### Dataset entries
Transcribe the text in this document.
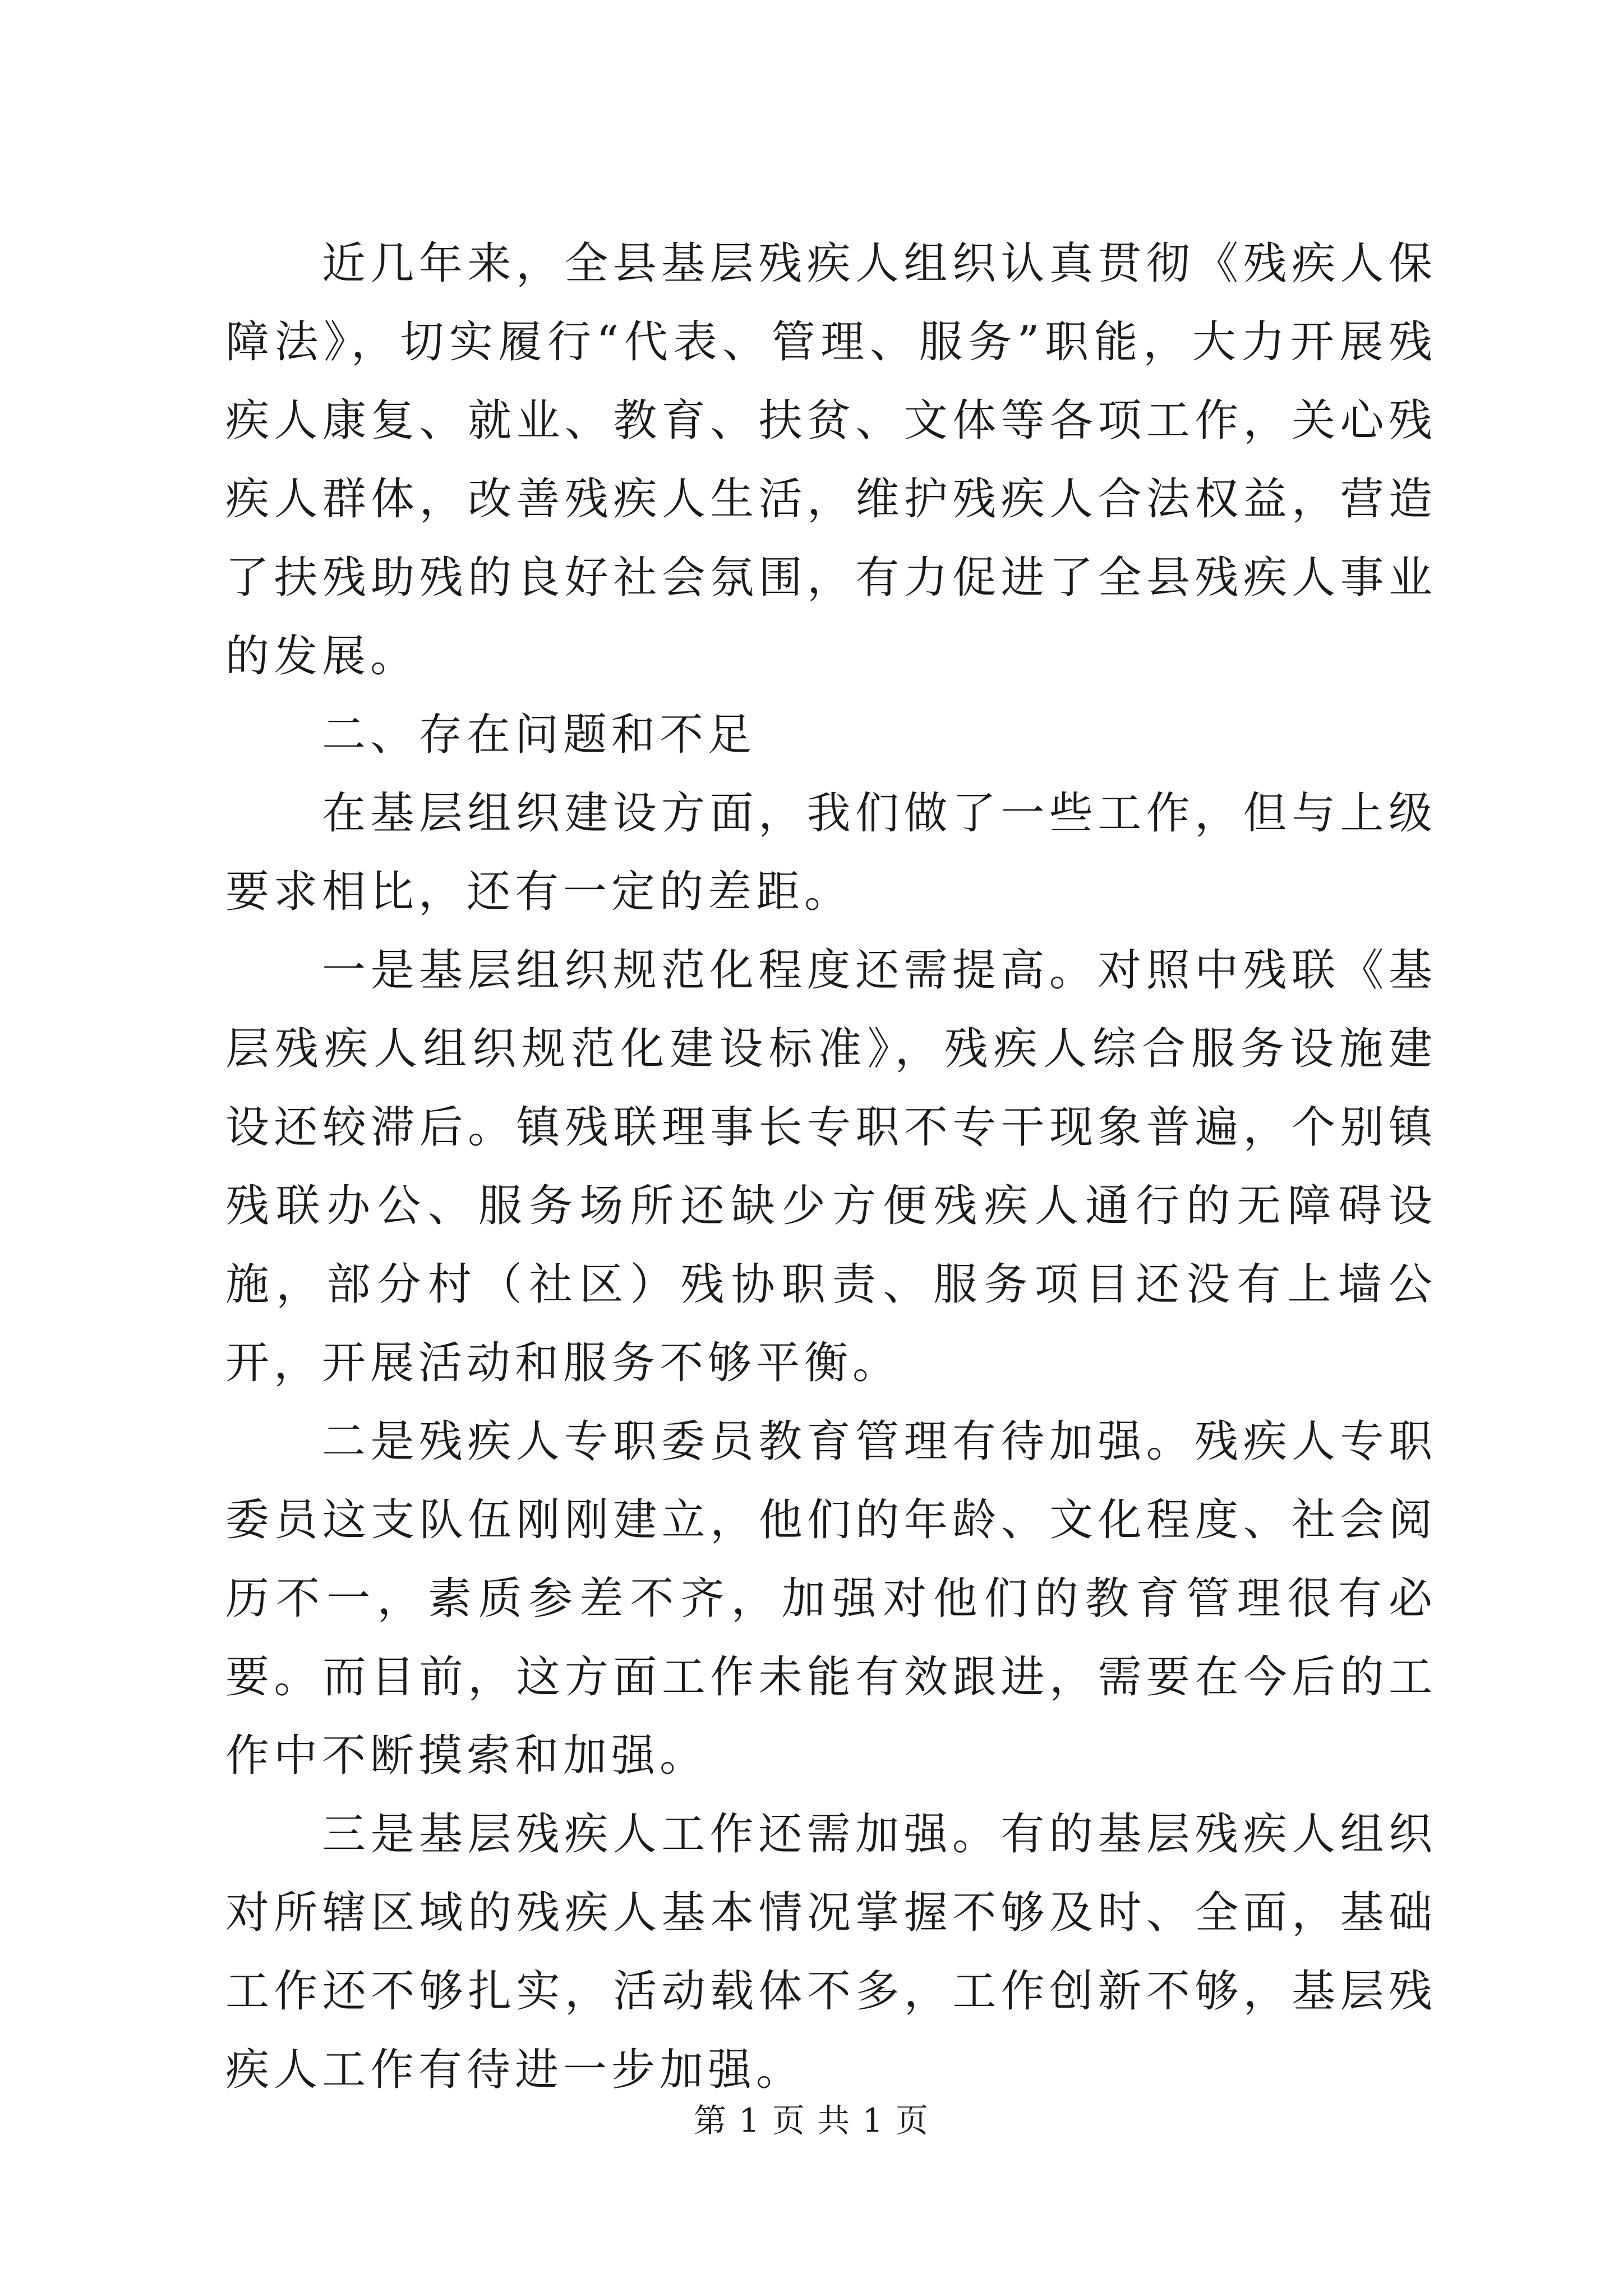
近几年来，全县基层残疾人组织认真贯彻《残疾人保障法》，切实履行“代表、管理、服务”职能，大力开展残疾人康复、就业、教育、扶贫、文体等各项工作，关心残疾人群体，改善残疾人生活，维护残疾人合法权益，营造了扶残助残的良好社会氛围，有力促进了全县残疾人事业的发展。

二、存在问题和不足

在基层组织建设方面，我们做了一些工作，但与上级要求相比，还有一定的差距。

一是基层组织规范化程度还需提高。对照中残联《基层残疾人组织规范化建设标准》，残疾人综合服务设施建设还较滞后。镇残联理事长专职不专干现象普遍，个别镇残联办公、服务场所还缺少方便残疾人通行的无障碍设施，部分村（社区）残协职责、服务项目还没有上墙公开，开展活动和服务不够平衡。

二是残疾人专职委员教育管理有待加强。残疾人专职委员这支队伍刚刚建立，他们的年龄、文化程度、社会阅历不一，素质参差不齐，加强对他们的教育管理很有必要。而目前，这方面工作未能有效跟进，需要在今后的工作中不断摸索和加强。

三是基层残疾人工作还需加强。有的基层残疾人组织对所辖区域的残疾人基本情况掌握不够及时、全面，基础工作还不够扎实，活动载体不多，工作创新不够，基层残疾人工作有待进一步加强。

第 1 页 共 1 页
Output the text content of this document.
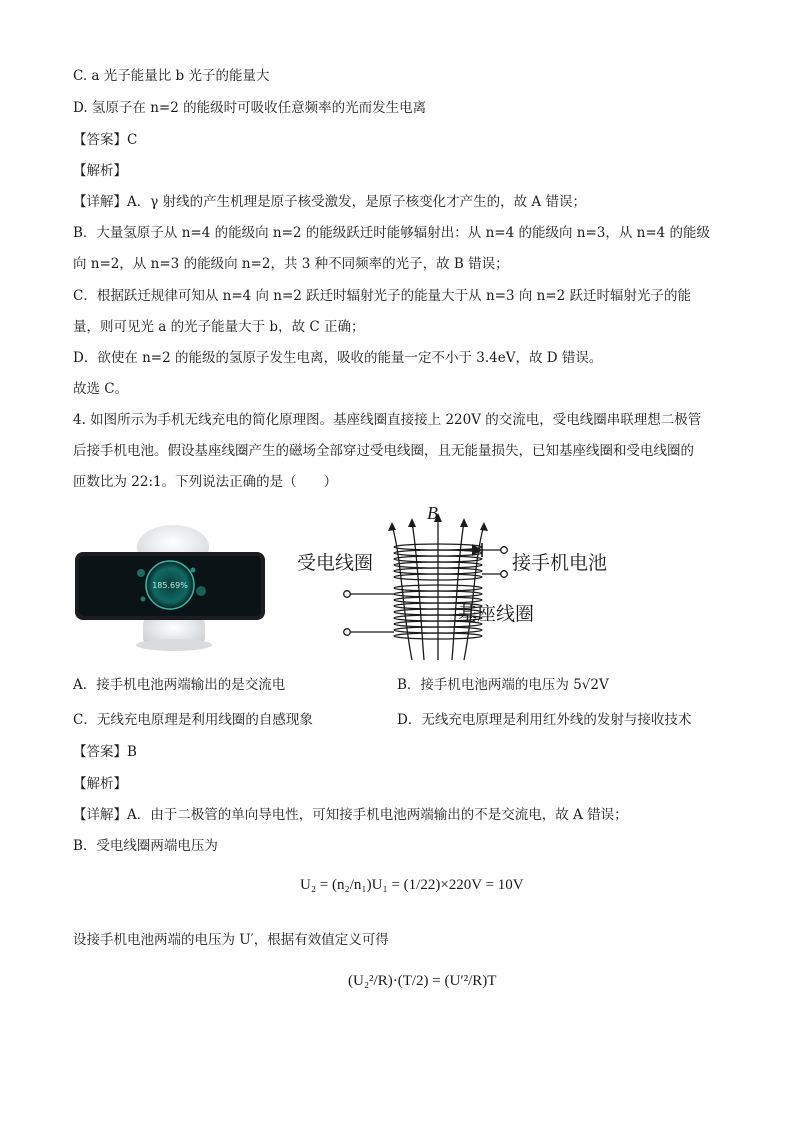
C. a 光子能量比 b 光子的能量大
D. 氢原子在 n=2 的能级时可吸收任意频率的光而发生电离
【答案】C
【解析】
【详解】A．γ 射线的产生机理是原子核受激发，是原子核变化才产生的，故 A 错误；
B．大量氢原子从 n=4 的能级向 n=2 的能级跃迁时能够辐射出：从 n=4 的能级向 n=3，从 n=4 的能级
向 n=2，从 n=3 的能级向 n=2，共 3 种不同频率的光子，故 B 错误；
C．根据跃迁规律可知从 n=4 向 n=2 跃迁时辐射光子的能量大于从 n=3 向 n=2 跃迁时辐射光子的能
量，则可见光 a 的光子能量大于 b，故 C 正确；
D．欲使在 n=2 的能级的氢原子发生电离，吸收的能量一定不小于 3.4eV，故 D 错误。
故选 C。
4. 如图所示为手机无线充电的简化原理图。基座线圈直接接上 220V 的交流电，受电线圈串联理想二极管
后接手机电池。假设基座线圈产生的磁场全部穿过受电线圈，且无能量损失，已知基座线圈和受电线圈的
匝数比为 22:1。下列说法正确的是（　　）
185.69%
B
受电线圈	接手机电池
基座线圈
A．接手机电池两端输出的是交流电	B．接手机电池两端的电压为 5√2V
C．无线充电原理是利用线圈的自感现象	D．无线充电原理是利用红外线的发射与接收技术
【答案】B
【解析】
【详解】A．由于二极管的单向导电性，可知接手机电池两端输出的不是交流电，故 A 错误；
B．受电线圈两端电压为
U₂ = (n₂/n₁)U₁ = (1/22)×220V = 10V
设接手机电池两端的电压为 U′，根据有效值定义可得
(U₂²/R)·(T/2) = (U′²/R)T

### Work to complete
Go through the entries above and print each one exactly, minus the pictures.

### Result for this task
Transcribe the text in this document.
近几年来，全县基层残疾人组织认真贯彻《残疾人保障法》，切实履行“代表、管理、服务”职能，大力开展残疾人康复、就业、教育、扶贫、文体等各项工作，关心残疾人群体，改善残疾人生活，维护残疾人合法权益，营造了扶残助残的良好社会氛围，有力促进了全县残疾人事业的发展。

二、存在问题和不足

在基层组织建设方面，我们做了一些工作，但与上级要求相比，还有一定的差距。

一是基层组织规范化程度还需提高。对照中残联《基层残疾人组织规范化建设标准》，残疾人综合服务设施建设还较滞后。镇残联理事长专职不专干现象普遍，个别镇残联办公、服务场所还缺少方便残疾人通行的无障碍设施，部分村（社区）残协职责、服务项目还没有上墙公开，开展活动和服务不够平衡。

二是残疾人专职委员教育管理有待加强。残疾人专职委员这支队伍刚刚建立，他们的年龄、文化程度、社会阅历不一，素质参差不齐，加强对他们的教育管理很有必要。而目前，这方面工作未能有效跟进，需要在今后的工作中不断摸索和加强。

三是基层残疾人工作还需加强。有的基层残疾人组织对所辖区域的残疾人基本情况掌握不够及时、全面，基础工作还不够扎实，活动载体不多，工作创新不够，基层残疾人工作有待进一步加强。

第 1 页 共 1 页
Output the text content of this document.
C. a 光子能量比 b 光子的能量大
D. 氢原子在 n=2 的能级时可吸收任意频率的光而发生电离
【答案】C
【解析】
【详解】A．γ 射线的产生机理是原子核受激发，是原子核变化才产生的，故 A 错误；
B．大量氢原子从 n=4 的能级向 n=2 的能级跃迁时能够辐射出：从 n=4 的能级向 n=3，从 n=4 的能级
向 n=2，从 n=3 的能级向 n=2，共 3 种不同频率的光子，故 B 错误；
C．根据跃迁规律可知从 n=4 向 n=2 跃迁时辐射光子的能量大于从 n=3 向 n=2 跃迁时辐射光子的能
量，则可见光 a 的光子能量大于 b，故 C 正确；
D．欲使在 n=2 的能级的氢原子发生电离，吸收的能量一定不小于 3.4eV，故 D 错误。
故选 C。
4. 如图所示为手机无线充电的简化原理图。基座线圈直接接上 220V 的交流电，受电线圈串联理想二极管
后接手机电池。假设基座线圈产生的磁场全部穿过受电线圈，且无能量损失，已知基座线圈和受电线圈的
匝数比为 22:1。下列说法正确的是（　　）
185.69%
B
受电线圈	接手机电池
基座线圈
A．接手机电池两端输出的是交流电	B．接手机电池两端的电压为 5√2V
C．无线充电原理是利用线圈的自感现象	D．无线充电原理是利用红外线的发射与接收技术
【答案】B
【解析】
【详解】A．由于二极管的单向导电性，可知接手机电池两端输出的不是交流电，故 A 错误；
B．受电线圈两端电压为
U₂ = (n₂/n₁)U₁ = (1/22)×220V = 10V
设接手机电池两端的电压为 U′，根据有效值定义可得
(U₂²/R)·(T/2) = (U′²/R)T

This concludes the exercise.